* _EXCERPTED DATA_

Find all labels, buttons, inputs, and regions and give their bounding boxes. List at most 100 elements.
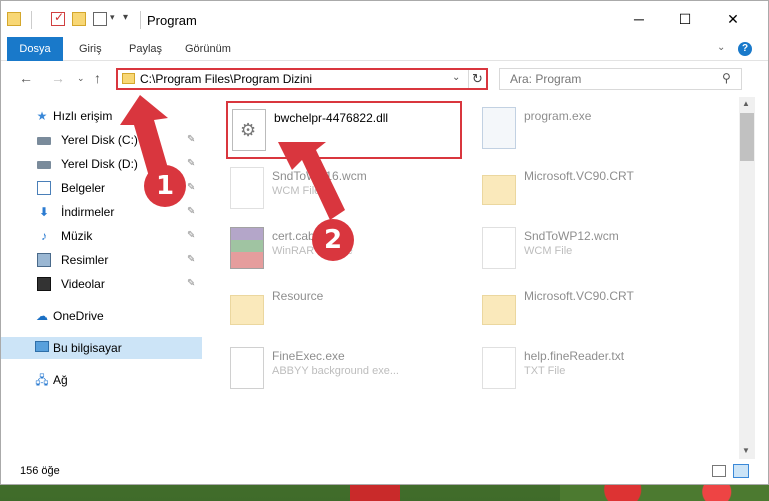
file-name: SndToWP12.wcm <box>524 229 619 243</box>
explorer-window: ▾ ▾ Program ─ ☐ ✕ Dosya Giriş Paylaş Gör… <box>0 0 769 485</box>
scroll-up-icon[interactable]: ▲ <box>742 99 750 108</box>
new-folder-icon[interactable] <box>72 12 86 26</box>
sidebar-item-label: Ağ <box>53 373 68 387</box>
list-item[interactable]: Microsoft.VC90.CRT <box>478 281 718 337</box>
list-item[interactable]: SndToWP16.wcm WCM File <box>226 161 466 217</box>
minimize-button[interactable]: ─ <box>616 1 662 37</box>
pin-icon[interactable]: ✎ <box>187 278 195 289</box>
tab-share[interactable]: Paylaş <box>129 37 162 61</box>
pictures-icon <box>37 253 51 267</box>
sidebar-item-label: Bu bilgisayar <box>53 341 122 355</box>
search-input[interactable]: Ara: Program <box>510 72 581 86</box>
file-name: SndToWP16.wcm <box>272 169 367 183</box>
list-item[interactable]: program.exe <box>478 101 718 157</box>
sidebar-item-music[interactable]: ♪ Müzik ✎ <box>1 225 202 247</box>
file-name: FineExec.exe <box>272 349 345 363</box>
list-item[interactable]: Microsoft.VC90.CRT <box>478 161 718 217</box>
file-name: help.fineReader.txt <box>524 349 625 363</box>
sidebar-item-label: Resimler <box>61 253 109 267</box>
pin-icon[interactable]: ✎ <box>187 206 195 217</box>
expand-ribbon-icon[interactable]: ⌄ <box>717 42 725 53</box>
sidebar-item-disk-c[interactable]: Yerel Disk (C:) ✎ <box>1 129 202 151</box>
sidebar-item-network[interactable]: 🖧 Ağ <box>1 369 202 391</box>
step-badge-2: 2 <box>312 219 354 261</box>
address-path[interactable]: C:\Program Files\Program Dizini <box>140 72 312 86</box>
step-badge-1: 1 <box>144 165 186 207</box>
address-dropdown-icon[interactable]: ⌄ <box>452 72 460 83</box>
sidebar-item-label: Yerel Disk (C:) <box>61 133 138 147</box>
close-button[interactable]: ✕ <box>710 1 756 37</box>
document-icon <box>37 181 51 195</box>
address-bar[interactable]: C:\Program Files\Program Dizini ⌄ ↻ <box>116 68 488 90</box>
divider <box>140 11 141 29</box>
list-item[interactable]: help.fineReader.txt TXT File <box>478 341 718 397</box>
sidebar-item-videos[interactable]: Videolar ✎ <box>1 273 202 295</box>
scroll-down-icon[interactable]: ▼ <box>742 446 750 455</box>
tab-home[interactable]: Giriş <box>79 37 102 61</box>
sidebar-item-pictures[interactable]: Resimler ✎ <box>1 249 202 271</box>
sidebar-item-label: Videolar <box>61 277 105 291</box>
details-view-icon[interactable] <box>712 465 726 477</box>
item-count: 156 öğe <box>20 465 60 477</box>
sidebar-item-label: Belgeler <box>61 181 106 195</box>
pin-icon[interactable]: ✎ <box>187 230 195 241</box>
sidebar-item-label: OneDrive <box>53 309 104 323</box>
forward-button[interactable]: → <box>51 70 65 86</box>
tab-view[interactable]: Görünüm <box>185 37 231 61</box>
up-button[interactable]: ↑ <box>94 70 101 86</box>
folder-icon <box>122 73 135 84</box>
page-file-icon <box>230 167 264 209</box>
file-name: cert.cab <box>272 229 315 243</box>
sidebar-item-label: Yerel Disk (D:) <box>61 157 138 171</box>
refresh-button[interactable]: ↻ <box>468 70 486 88</box>
back-button[interactable]: ← <box>19 70 33 86</box>
pin-icon[interactable]: ✎ <box>187 182 195 193</box>
cloud-icon: ☁ <box>36 309 48 323</box>
disk-icon <box>37 137 51 145</box>
folder-icon <box>482 175 516 205</box>
list-item[interactable]: FineExec.exe ABBYY background exe... <box>226 341 466 397</box>
computer-icon <box>35 341 49 352</box>
download-icon: ⬇ <box>38 205 50 219</box>
app-file-icon <box>230 347 264 389</box>
pin-icon[interactable]: ✎ <box>187 158 195 169</box>
recent-locations-button[interactable]: ⌄ <box>77 73 85 84</box>
network-icon: 🖧 <box>35 373 49 387</box>
music-icon: ♪ <box>41 229 47 243</box>
sidebar-item-label: Hızlı erişim <box>53 109 113 123</box>
file-name: Microsoft.VC90.CRT <box>524 289 634 303</box>
sidebar-item-quick-access[interactable]: ★ Hızlı erişim <box>1 105 202 127</box>
view-options-icon[interactable] <box>93 12 107 26</box>
window-title: Program <box>147 13 197 28</box>
customize-toolbar-icon[interactable]: ▾ <box>123 12 128 23</box>
properties-check-icon[interactable] <box>51 10 65 26</box>
ribbon-tabs: Dosya Giriş Paylaş Görünüm ⌄ ? <box>1 37 768 61</box>
maximize-button[interactable]: ☐ <box>662 1 708 37</box>
file-description: ABBYY background exe... <box>272 365 399 377</box>
list-item[interactable]: bwchelpr-4476822.dll <box>226 101 462 159</box>
sidebar-item-onedrive[interactable]: ☁ OneDrive <box>1 305 202 327</box>
scroll-thumb[interactable] <box>740 113 754 161</box>
archive-icon <box>230 227 264 269</box>
disk-icon <box>37 161 51 169</box>
divider <box>31 11 32 29</box>
pin-icon[interactable]: ✎ <box>187 134 195 145</box>
help-icon[interactable]: ? <box>738 42 752 56</box>
sidebar: ★ Hızlı erişim Yerel Disk (C:) ✎ Yerel D… <box>1 101 202 459</box>
tab-file[interactable]: Dosya <box>7 37 63 61</box>
pin-icon[interactable]: ✎ <box>187 254 195 265</box>
folder-icon <box>482 295 516 325</box>
sidebar-item-label: İndirmeler <box>61 205 115 219</box>
search-box[interactable]: Ara: Program ⚲ <box>499 68 742 90</box>
search-icon: ⚲ <box>722 71 731 85</box>
large-icons-view-icon[interactable] <box>733 464 749 478</box>
file-description: TXT File <box>524 365 566 377</box>
list-item[interactable]: SndToWP12.wcm WCM File <box>478 221 718 277</box>
navigation-bar: ← → ⌄ ↑ C:\Program Files\Program Dizini … <box>1 61 768 97</box>
sidebar-item-this-pc[interactable]: Bu bilgisayar <box>1 337 202 359</box>
folder-icon <box>230 295 264 325</box>
status-bar: 156 öğe <box>1 459 768 484</box>
vertical-scrollbar[interactable]: ▲ ▼ <box>739 97 755 459</box>
chevron-down-icon[interactable]: ▾ <box>110 12 115 23</box>
list-item[interactable]: Resource <box>226 281 466 337</box>
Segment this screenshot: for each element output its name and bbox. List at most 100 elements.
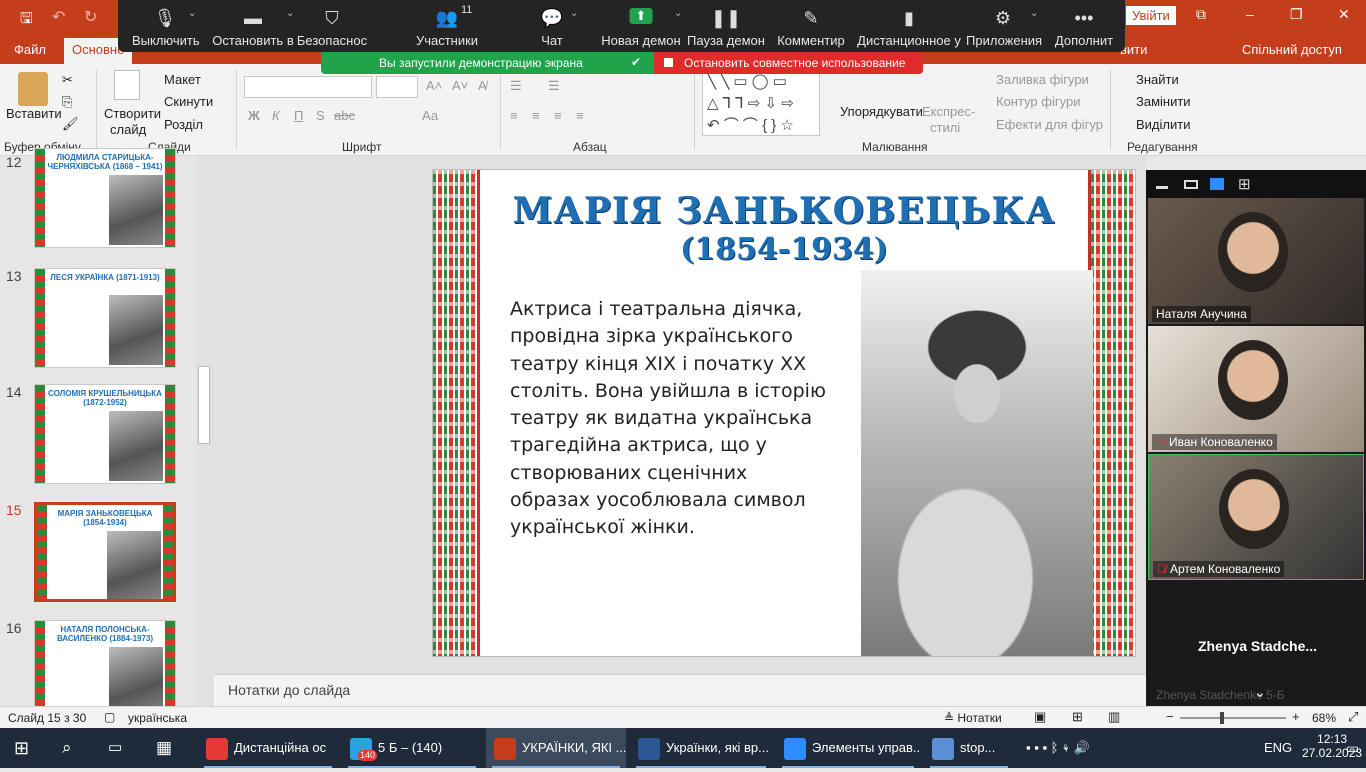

* _YOUR INSTRUCTIONS_
Starting with the line that contains "file-name: SndToWP12.wcm <box>524" and going on through the line that contains "sidebar-item-label: Resimler <box>61", give those lines of the material again with "Bu bilgisayar" changed to "This PC" and nothing else altered.

* _SOLUTION TO THE PROBLEM_
file-name: SndToWP12.wcm <box>524 229 619 243</box>
explorer-window: ▾ ▾ Program ─ ☐ ✕ Dosya Giriş Paylaş Gör… <box>0 0 769 485</box>
scroll-up-icon[interactable]: ▲ <box>742 99 750 108</box>
new-folder-icon[interactable] <box>72 12 86 26</box>
sidebar-item-label: Ağ <box>53 373 68 387</box>
list-item[interactable]: Microsoft.VC90.CRT <box>478 281 718 337</box>
list-item[interactable]: SndToWP16.wcm WCM File <box>226 161 466 217</box>
minimize-button[interactable]: ─ <box>616 1 662 37</box>
pin-icon[interactable]: ✎ <box>187 278 195 289</box>
tab-share[interactable]: Paylaş <box>129 37 162 61</box>
pictures-icon <box>37 253 51 267</box>
sidebar-item-label: This PC <box>53 341 122 355</box>
search-input[interactable]: Ara: Program <box>510 72 581 86</box>
file-name: SndToWP16.wcm <box>272 169 367 183</box>
list-item[interactable]: program.exe <box>478 101 718 157</box>
sidebar-item-music[interactable]: ♪ Müzik ✎ <box>1 225 202 247</box>
file-name: FineExec.exe <box>272 349 345 363</box>
list-item[interactable]: Microsoft.VC90.CRT <box>478 161 718 217</box>
file-name: help.fineReader.txt <box>524 349 625 363</box>
sidebar-item-label: Resimler <box>61 253 109 267</box>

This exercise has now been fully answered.